GIVEN INSTRUCTION —
Leave out the images and repeat the listing below without a single change.

RECORD EXTRACTS —

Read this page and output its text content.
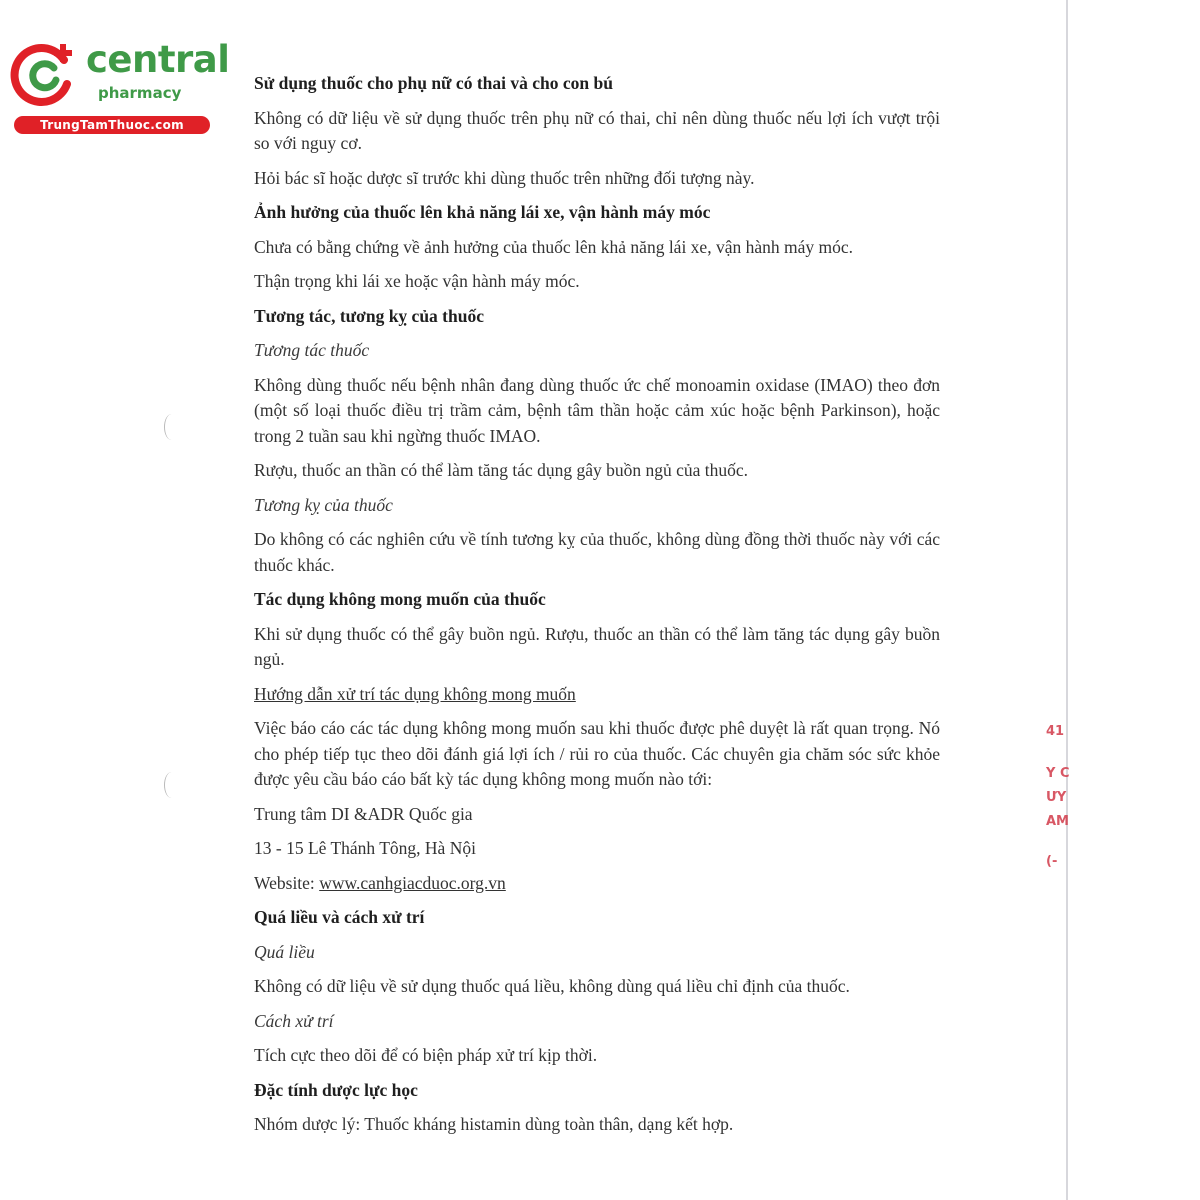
central
pharmacy
TrungTamThuoc.com
41
Y C
ƯY
AM
(-
Sử dụng thuốc cho phụ nữ có thai và cho con bú

Không có dữ liệu về sử dụng thuốc trên phụ nữ có thai, chỉ nên dùng thuốc nếu lợi ích vượt trội so với nguy cơ.

Hỏi bác sĩ hoặc dược sĩ trước khi dùng thuốc trên những đối tượng này.

Ảnh hưởng của thuốc lên khả năng lái xe, vận hành máy móc

Chưa có bằng chứng về ảnh hưởng của thuốc lên khả năng lái xe, vận hành máy móc.

Thận trọng khi lái xe hoặc vận hành máy móc.

Tương tác, tương kỵ của thuốc
Tương tác thuốc

Không dùng thuốc nếu bệnh nhân đang dùng thuốc ức chế monoamin oxidase (IMAO) theo đơn (một số loại thuốc điều trị trầm cảm, bệnh tâm thần hoặc cảm xúc hoặc bệnh Parkinson), hoặc trong 2 tuần sau khi ngừng thuốc IMAO.

Rượu, thuốc an thần có thể làm tăng tác dụng gây buồn ngủ của thuốc.

Tương kỵ của thuốc

Do không có các nghiên cứu về tính tương kỵ của thuốc, không dùng đồng thời thuốc này với các thuốc khác.

Tác dụng không mong muốn của thuốc

Khi sử dụng thuốc có thể gây buồn ngủ. Rượu, thuốc an thần có thể làm tăng tác dụng gây buồn ngủ.

Hướng dẫn xử trí tác dụng không mong muốn

Việc báo cáo các tác dụng không mong muốn sau khi thuốc được phê duyệt là rất quan trọng. Nó cho phép tiếp tục theo dõi đánh giá lợi ích / rủi ro của thuốc. Các chuyên gia chăm sóc sức khỏe được yêu cầu báo cáo bất kỳ tác dụng không mong muốn nào tới:

Trung tâm DI &ADR Quốc gia

13 - 15 Lê Thánh Tông, Hà Nội

Website: www.canhgiacduoc.org.vn

Quá liều và cách xử trí
Quá liều

Không có dữ liệu về sử dụng thuốc quá liều, không dùng quá liều chỉ định của thuốc.

Cách xử trí

Tích cực theo dõi để có biện pháp xử trí kịp thời.

Đặc tính dược lực học

Nhóm dược lý: Thuốc kháng histamin dùng toàn thân, dạng kết hợp.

CORRECT RESULT —
Read this page and output its text content.
central
pharmacy
TrungTamThuoc.com
41
Y C
ƯY
AM
(-
Sử dụng thuốc cho phụ nữ có thai và cho con bú

Không có dữ liệu về sử dụng thuốc trên phụ nữ có thai, chỉ nên dùng thuốc nếu lợi ích vượt trội so với nguy cơ.

Hỏi bác sĩ hoặc dược sĩ trước khi dùng thuốc trên những đối tượng này.

Ảnh hưởng của thuốc lên khả năng lái xe, vận hành máy móc

Chưa có bằng chứng về ảnh hưởng của thuốc lên khả năng lái xe, vận hành máy móc.

Thận trọng khi lái xe hoặc vận hành máy móc.

Tương tác, tương kỵ của thuốc
Tương tác thuốc

Không dùng thuốc nếu bệnh nhân đang dùng thuốc ức chế monoamin oxidase (IMAO) theo đơn (một số loại thuốc điều trị trầm cảm, bệnh tâm thần hoặc cảm xúc hoặc bệnh Parkinson), hoặc trong 2 tuần sau khi ngừng thuốc IMAO.

Rượu, thuốc an thần có thể làm tăng tác dụng gây buồn ngủ của thuốc.

Tương kỵ của thuốc

Do không có các nghiên cứu về tính tương kỵ của thuốc, không dùng đồng thời thuốc này với các thuốc khác.

Tác dụng không mong muốn của thuốc

Khi sử dụng thuốc có thể gây buồn ngủ. Rượu, thuốc an thần có thể làm tăng tác dụng gây buồn ngủ.

Hướng dẫn xử trí tác dụng không mong muốn

Việc báo cáo các tác dụng không mong muốn sau khi thuốc được phê duyệt là rất quan trọng. Nó cho phép tiếp tục theo dõi đánh giá lợi ích / rủi ro của thuốc. Các chuyên gia chăm sóc sức khỏe được yêu cầu báo cáo bất kỳ tác dụng không mong muốn nào tới:

Trung tâm DI &ADR Quốc gia

13 - 15 Lê Thánh Tông, Hà Nội

Website: www.canhgiacduoc.org.vn

Quá liều và cách xử trí
Quá liều

Không có dữ liệu về sử dụng thuốc quá liều, không dùng quá liều chỉ định của thuốc.

Cách xử trí

Tích cực theo dõi để có biện pháp xử trí kịp thời.

Đặc tính dược lực học

Nhóm dược lý: Thuốc kháng histamin dùng toàn thân, dạng kết hợp.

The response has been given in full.